— start Data for processing —

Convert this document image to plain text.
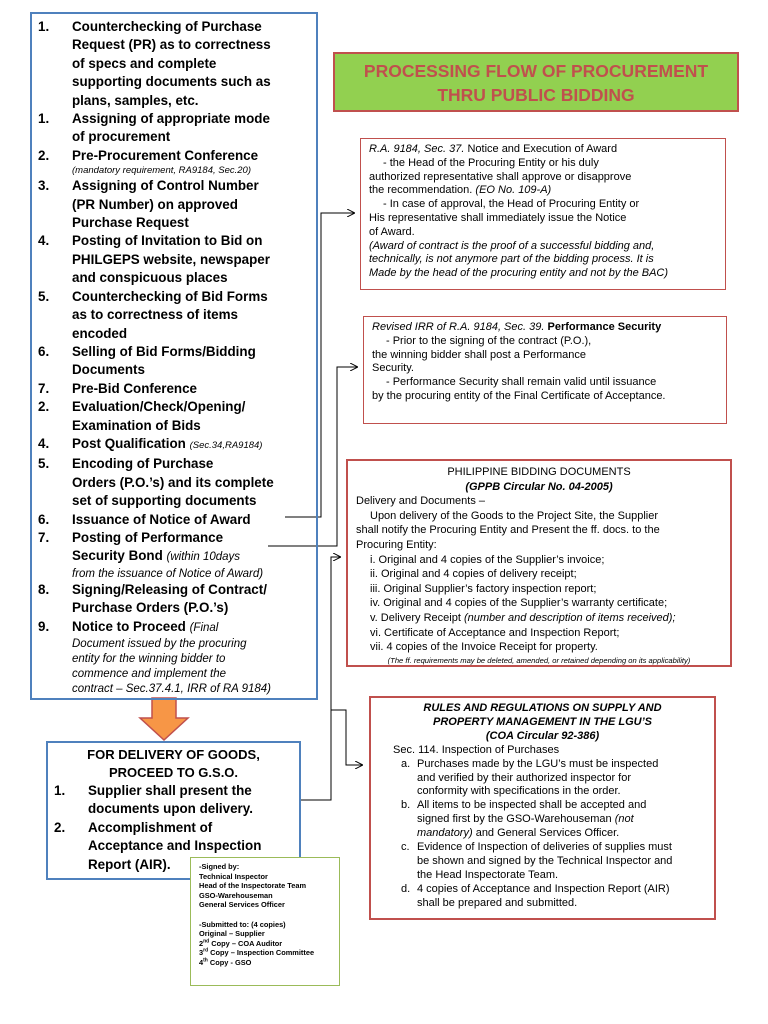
PROCESSING FLOW OF PROCUREMENT
THRU PUBLIC BIDDING
1.	Counterchecking of Purchase
Request (PR) as to correctness
of specs and complete
supporting documents such as
plans, samples, etc.
1.	Assigning of appropriate mode
of procurement
2.	Pre-Procurement Conference
(mandatory requirement, RA9184, Sec.20)
3.	Assigning of Control Number
(PR Number) on approved
Purchase Request
4.	Posting of Invitation to Bid on
PHILGEPS website, newspaper
and conspicuous places
5.	Counterchecking of Bid Forms
as to correctness of items
encoded
6.	Selling of Bid Forms/Bidding
Documents
7.	Pre-Bid Conference
2.	Evaluation/Check/Opening/
Examination of Bids
4.	Post Qualification (Sec.34,RA9184)
5.	Encoding of Purchase
Orders (P.O.’s) and its complete
set of supporting documents
6.	Issuance of Notice of Award
7.	Posting of Performance
Security Bond (within 10days
from the issuance of Notice of Award)
8.	Signing/Releasing of Contract/
Purchase Orders (P.O.’s)
9.	Notice to Proceed (Final
Document issued by the procuring
entity for the winning bidder to
commence and implement the
contract – Sec.37.4.1, IRR of RA 9184)
R.A. 9184, Sec. 37. Notice and Execution of Award
- the Head of the Procuring Entity or his duly
authorized representative shall approve or disapprove
the recommendation. (EO No. 109-A)
- In case of approval, the Head of Procuring Entity or
His representative shall immediately issue the Notice
of Award.
(Award of contract is the proof of a successful bidding and,
technically, is not anymore part of the bidding process. It is
Made by the head of the procuring entity and not by the BAC)
Revised IRR of R.A. 9184, Sec. 39. Performance Security
- Prior to the signing of the contract (P.O.),
the winning bidder shall post a Performance
Security.
- Performance Security shall remain valid until issuance
by the procuring entity of the Final Certificate of Acceptance.
PHILIPPINE BIDDING DOCUMENTS
(GPPB Circular No. 04-2005)
Delivery and Documents –
Upon delivery of the Goods to the Project Site, the Supplier
shall notify the Procuring Entity and Present the ff. docs. to the
Procuring Entity:
i. Original and 4 copies of the Supplier’s invoice;
ii. Original and 4 copies of delivery receipt;
iii. Original Supplier’s factory inspection report;
iv. Original and 4 copies of the Supplier’s warranty certificate;
v. Delivery Receipt (number and description of items received);
vi. Certificate of Acceptance and Inspection Report;
vii. 4 copies of the Invoice Receipt for property.
(The ff. requirements may be deleted, amended, or retained depending on its applicability)
RULES AND REGULATIONS ON SUPPLY AND
PROPERTY MANAGEMENT IN THE LGU’S
(COA Circular 92-386)
Sec. 114. Inspection of Purchases
a. Purchases made by the LGU’s must be inspected
and verified by their authorized inspector for
conformity with specifications in the order.
b. All items to be inspected shall be accepted and
signed first by the GSO-Warehouseman (not
mandatory) and General Services Officer.
c. Evidence of Inspection of deliveries of supplies must
be shown and signed by the Technical Inspector and
the Head Inspectorate Team.
d. 4 copies of Acceptance and Inspection Report (AIR)
shall be prepared and submitted.
FOR DELIVERY OF GOODS,
PROCEED TO G.S.O.
1.	Supplier shall present the
documents upon delivery.
2.	Accomplishment of
Acceptance and Inspection
Report (AIR).	-Signed by:
Technical Inspector
Head of the Inspectorate Team
GSO-Warehouseman
General Services Officer
-Submitted to: (4 copies)
Original – Supplier
2nd Copy – COA Auditor
3rd Copy – Inspection Committee
4th Copy - GSO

— end Data for processing —

What the task asks:
Return the full material word for word. Do not include the pictures.

Output for this task:
Convert this document image to plain text.
PROCESSING FLOW OF PROCUREMENT
THRU PUBLIC BIDDING
1.	Counterchecking of Purchase
Request (PR) as to correctness
of specs and complete
supporting documents such as
plans, samples, etc.
1.	Assigning of appropriate mode
of procurement
2.	Pre-Procurement Conference
(mandatory requirement, RA9184, Sec.20)
3.	Assigning of Control Number
(PR Number) on approved
Purchase Request
4.	Posting of Invitation to Bid on
PHILGEPS website, newspaper
and conspicuous places
5.	Counterchecking of Bid Forms
as to correctness of items
encoded
6.	Selling of Bid Forms/Bidding
Documents
7.	Pre-Bid Conference
2.	Evaluation/Check/Opening/
Examination of Bids
4.	Post Qualification (Sec.34,RA9184)
5.	Encoding of Purchase
Orders (P.O.’s) and its complete
set of supporting documents
6.	Issuance of Notice of Award
7.	Posting of Performance
Security Bond (within 10days
from the issuance of Notice of Award)
8.	Signing/Releasing of Contract/
Purchase Orders (P.O.’s)
9.	Notice to Proceed (Final
Document issued by the procuring
entity for the winning bidder to
commence and implement the
contract – Sec.37.4.1, IRR of RA 9184)
R.A. 9184, Sec. 37. Notice and Execution of Award
- the Head of the Procuring Entity or his duly
authorized representative shall approve or disapprove
the recommendation. (EO No. 109-A)
- In case of approval, the Head of Procuring Entity or
His representative shall immediately issue the Notice
of Award.
(Award of contract is the proof of a successful bidding and,
technically, is not anymore part of the bidding process. It is
Made by the head of the procuring entity and not by the BAC)
Revised IRR of R.A. 9184, Sec. 39. Performance Security
- Prior to the signing of the contract (P.O.),
the winning bidder shall post a Performance
Security.
- Performance Security shall remain valid until issuance
by the procuring entity of the Final Certificate of Acceptance.
PHILIPPINE BIDDING DOCUMENTS
(GPPB Circular No. 04-2005)
Delivery and Documents –
Upon delivery of the Goods to the Project Site, the Supplier
shall notify the Procuring Entity and Present the ff. docs. to the
Procuring Entity:
i. Original and 4 copies of the Supplier’s invoice;
ii. Original and 4 copies of delivery receipt;
iii. Original Supplier’s factory inspection report;
iv. Original and 4 copies of the Supplier’s warranty certificate;
v. Delivery Receipt (number and description of items received);
vi. Certificate of Acceptance and Inspection Report;
vii. 4 copies of the Invoice Receipt for property.
(The ff. requirements may be deleted, amended, or retained depending on its applicability)
RULES AND REGULATIONS ON SUPPLY AND
PROPERTY MANAGEMENT IN THE LGU’S
(COA Circular 92-386)
Sec. 114. Inspection of Purchases
a. Purchases made by the LGU’s must be inspected
and verified by their authorized inspector for
conformity with specifications in the order.
b. All items to be inspected shall be accepted and
signed first by the GSO-Warehouseman (not
mandatory) and General Services Officer.
c. Evidence of Inspection of deliveries of supplies must
be shown and signed by the Technical Inspector and
the Head Inspectorate Team.
d. 4 copies of Acceptance and Inspection Report (AIR)
shall be prepared and submitted.
FOR DELIVERY OF GOODS,
PROCEED TO G.S.O.
1.	Supplier shall present the
documents upon delivery.
2.	Accomplishment of
Acceptance and Inspection
Report (AIR).	-Signed by:
Technical Inspector
Head of the Inspectorate Team
GSO-Warehouseman
General Services Officer
-Submitted to: (4 copies)
Original – Supplier
2nd Copy – COA Auditor
3rd Copy – Inspection Committee
4th Copy - GSO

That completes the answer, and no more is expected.